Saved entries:
"""
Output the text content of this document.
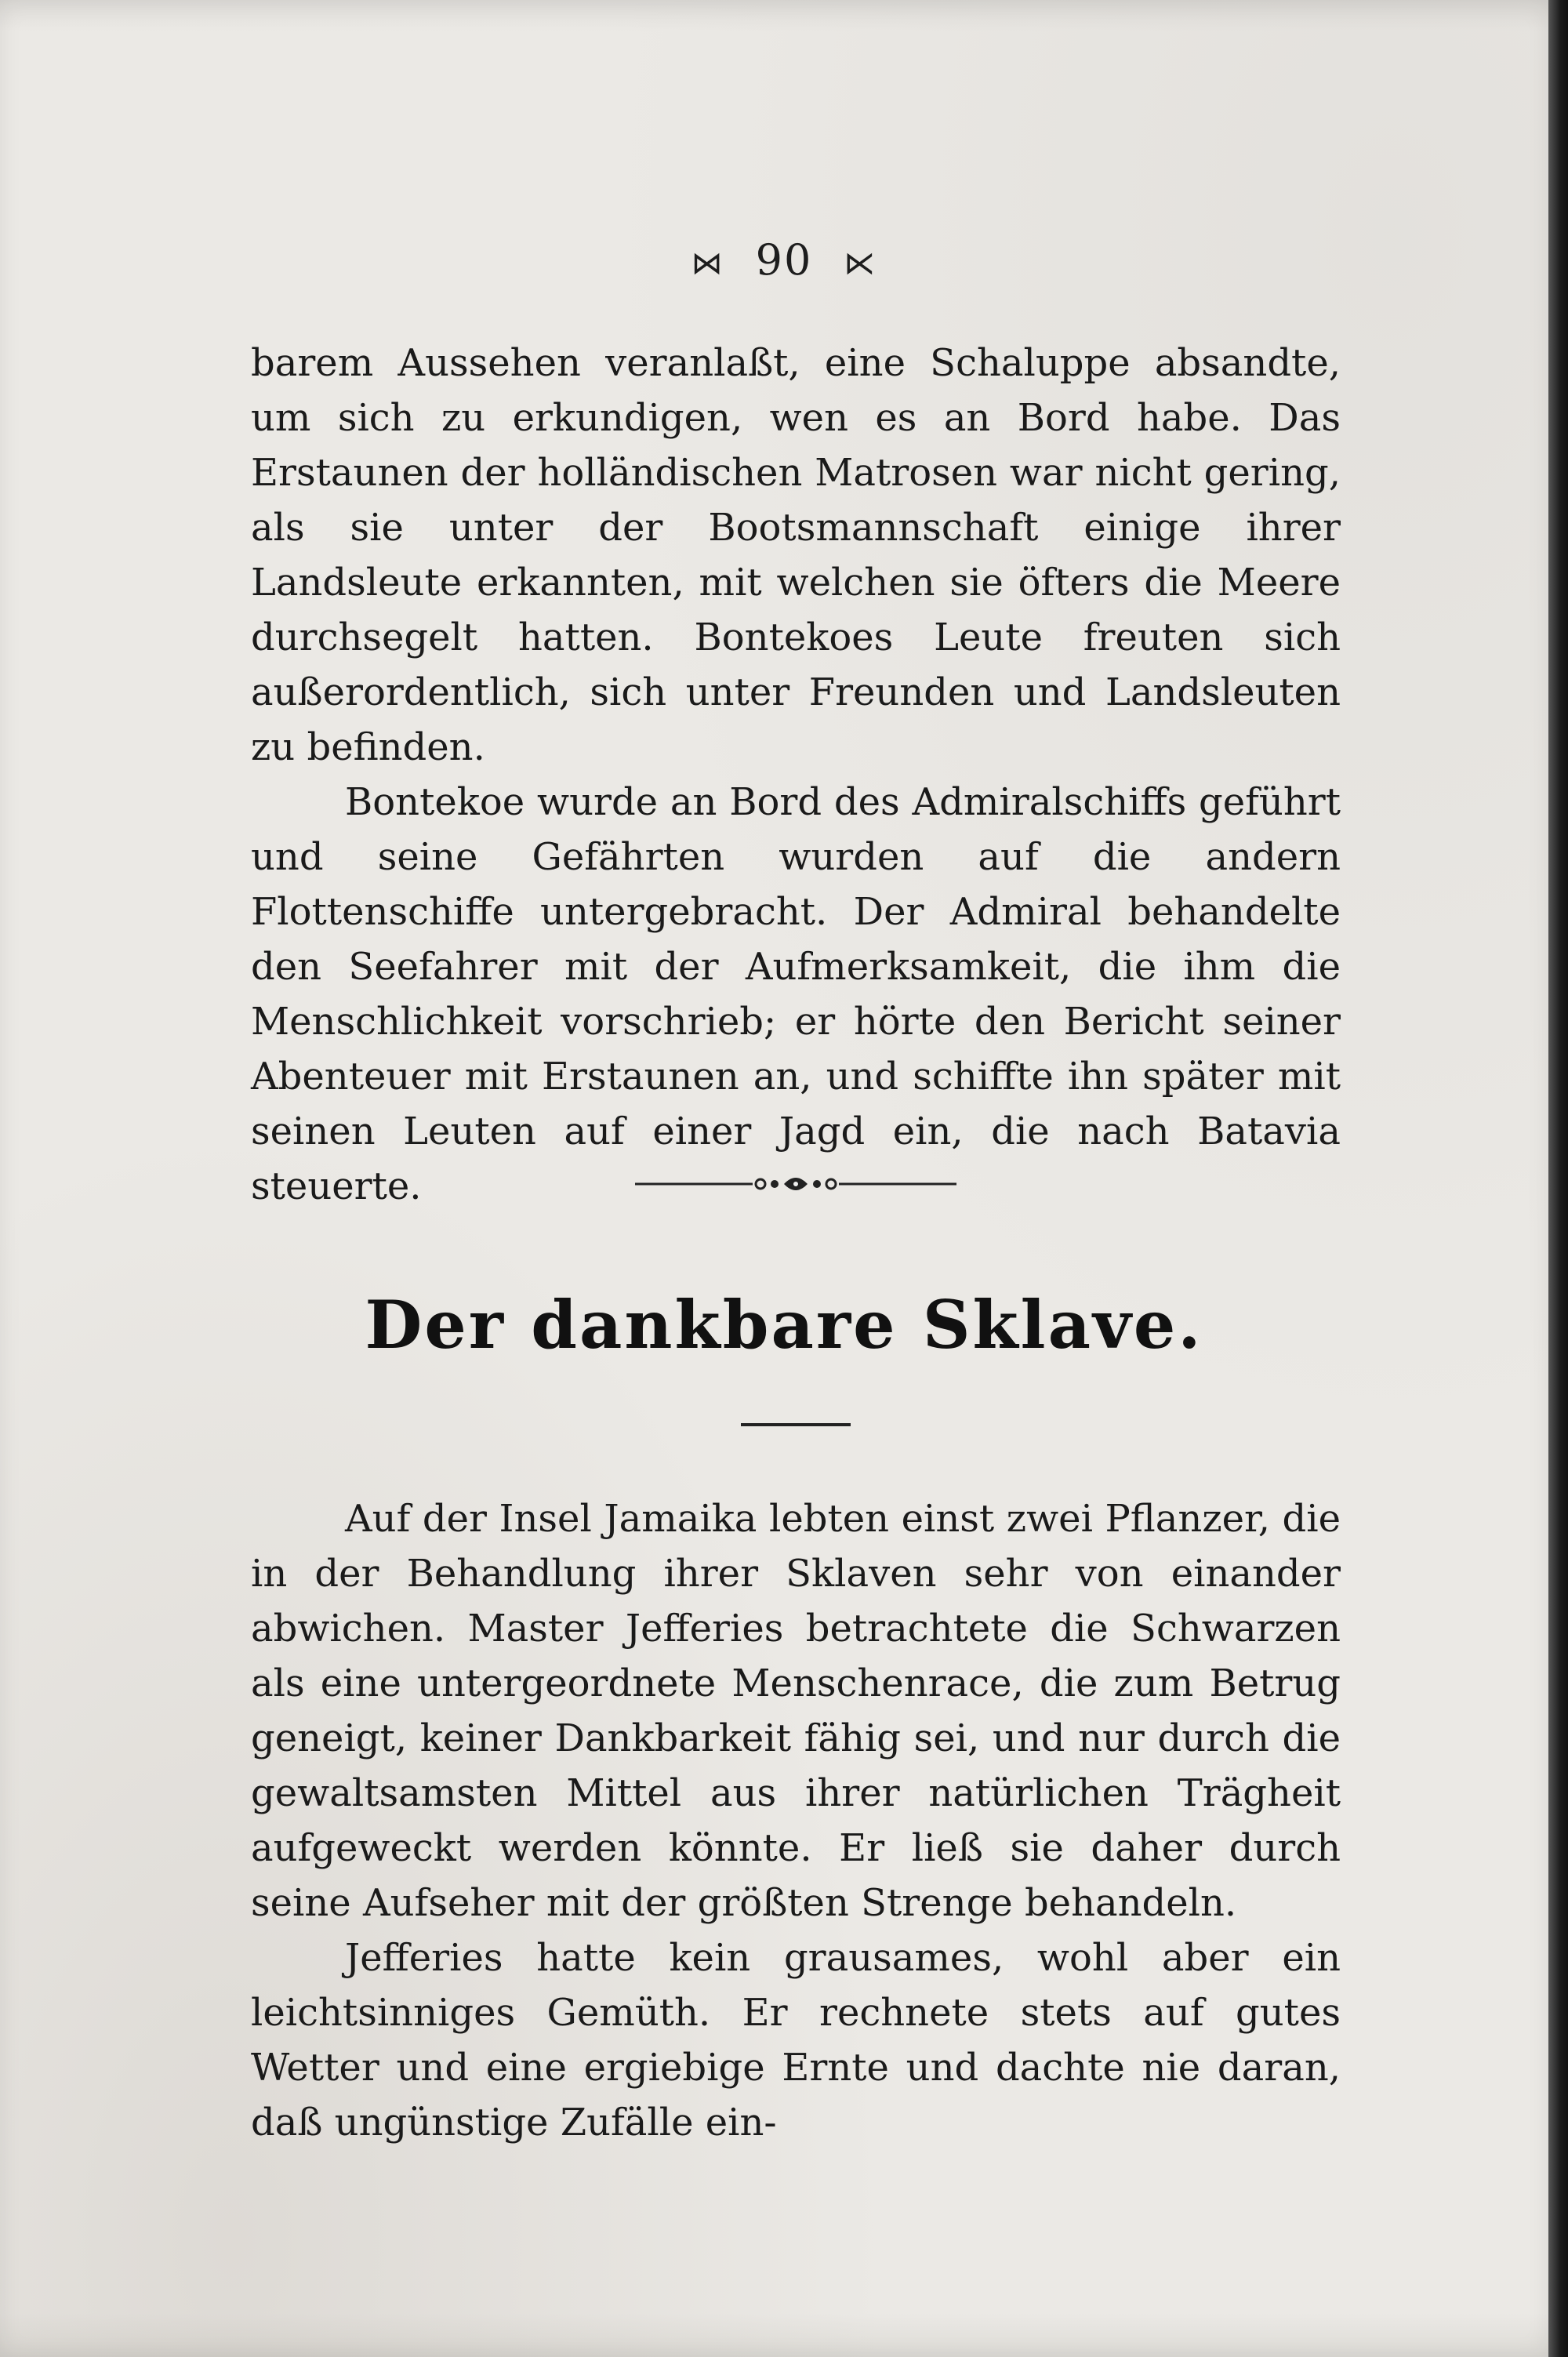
⋈ 90 ⋉

barem Aussehen veranlaßt, eine Schaluppe absandte, um sich zu erkundigen, wen es an Bord habe. Das Erstaunen der holländischen Matrosen war nicht gering, als sie unter der Bootsmannschaft einige ihrer Landsleute erkannten, mit welchen sie öfters die Meere durchsegelt hatten. Bontekoes Leute freuten sich außerordentlich, sich unter Freunden und Landsleuten zu befinden.

Bontekoe wurde an Bord des Admiralschiffs geführt und seine Gefährten wurden auf die andern Flottenschiffe untergebracht. Der Admiral behandelte den Seefahrer mit der Aufmerksamkeit, die ihm die Menschlichkeit vorschrieb; er hörte den Bericht seiner Abenteuer mit Erstaunen an, und schiffte ihn später mit seinen Leuten auf einer Jagd ein, die nach Batavia steuerte.

Der dankbare Sklave.

Auf der Insel Jamaika lebten einst zwei Pflanzer, die in der Behandlung ihrer Sklaven sehr von einander abwichen. Master Jefferies betrachtete die Schwarzen als eine untergeordnete Menschenrace, die zum Betrug geneigt, keiner Dankbarkeit fähig sei, und nur durch die gewaltsamsten Mittel aus ihrer natürlichen Trägheit aufgeweckt werden könnte. Er ließ sie daher durch seine Aufseher mit der größten Strenge behandeln.

Jefferies hatte kein grausames, wohl aber ein leichtsinniges Gemüth. Er rechnete stets auf gutes Wetter und eine ergiebige Ernte und dachte nie daran, daß ungünstige Zufälle ein-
"""
§ Work required: Print out the material word for word, omitting the pictures.

§ Complete output:
Output the text content of this document.
⋈ 90 ⋉

barem Aussehen veranlaßt, eine Schaluppe absandte, um sich zu erkundigen, wen es an Bord habe. Das Erstaunen der holländischen Matrosen war nicht gering, als sie unter der Bootsmannschaft einige ihrer Landsleute erkannten, mit welchen sie öfters die Meere durchsegelt hatten. Bontekoes Leute freuten sich außerordentlich, sich unter Freunden und Landsleuten zu befinden.

Bontekoe wurde an Bord des Admiralschiffs geführt und seine Gefährten wurden auf die andern Flottenschiffe untergebracht. Der Admiral behandelte den Seefahrer mit der Aufmerksamkeit, die ihm die Menschlichkeit vorschrieb; er hörte den Bericht seiner Abenteuer mit Erstaunen an, und schiffte ihn später mit seinen Leuten auf einer Jagd ein, die nach Batavia steuerte.

Der dankbare Sklave.

Auf der Insel Jamaika lebten einst zwei Pflanzer, die in der Behandlung ihrer Sklaven sehr von einander abwichen. Master Jefferies betrachtete die Schwarzen als eine untergeordnete Menschenrace, die zum Betrug geneigt, keiner Dankbarkeit fähig sei, und nur durch die gewaltsamsten Mittel aus ihrer natürlichen Trägheit aufgeweckt werden könnte. Er ließ sie daher durch seine Aufseher mit der größten Strenge behandeln.

Jefferies hatte kein grausames, wohl aber ein leichtsinniges Gemüth. Er rechnete stets auf gutes Wetter und eine ergiebige Ernte und dachte nie daran, daß ungünstige Zufälle ein-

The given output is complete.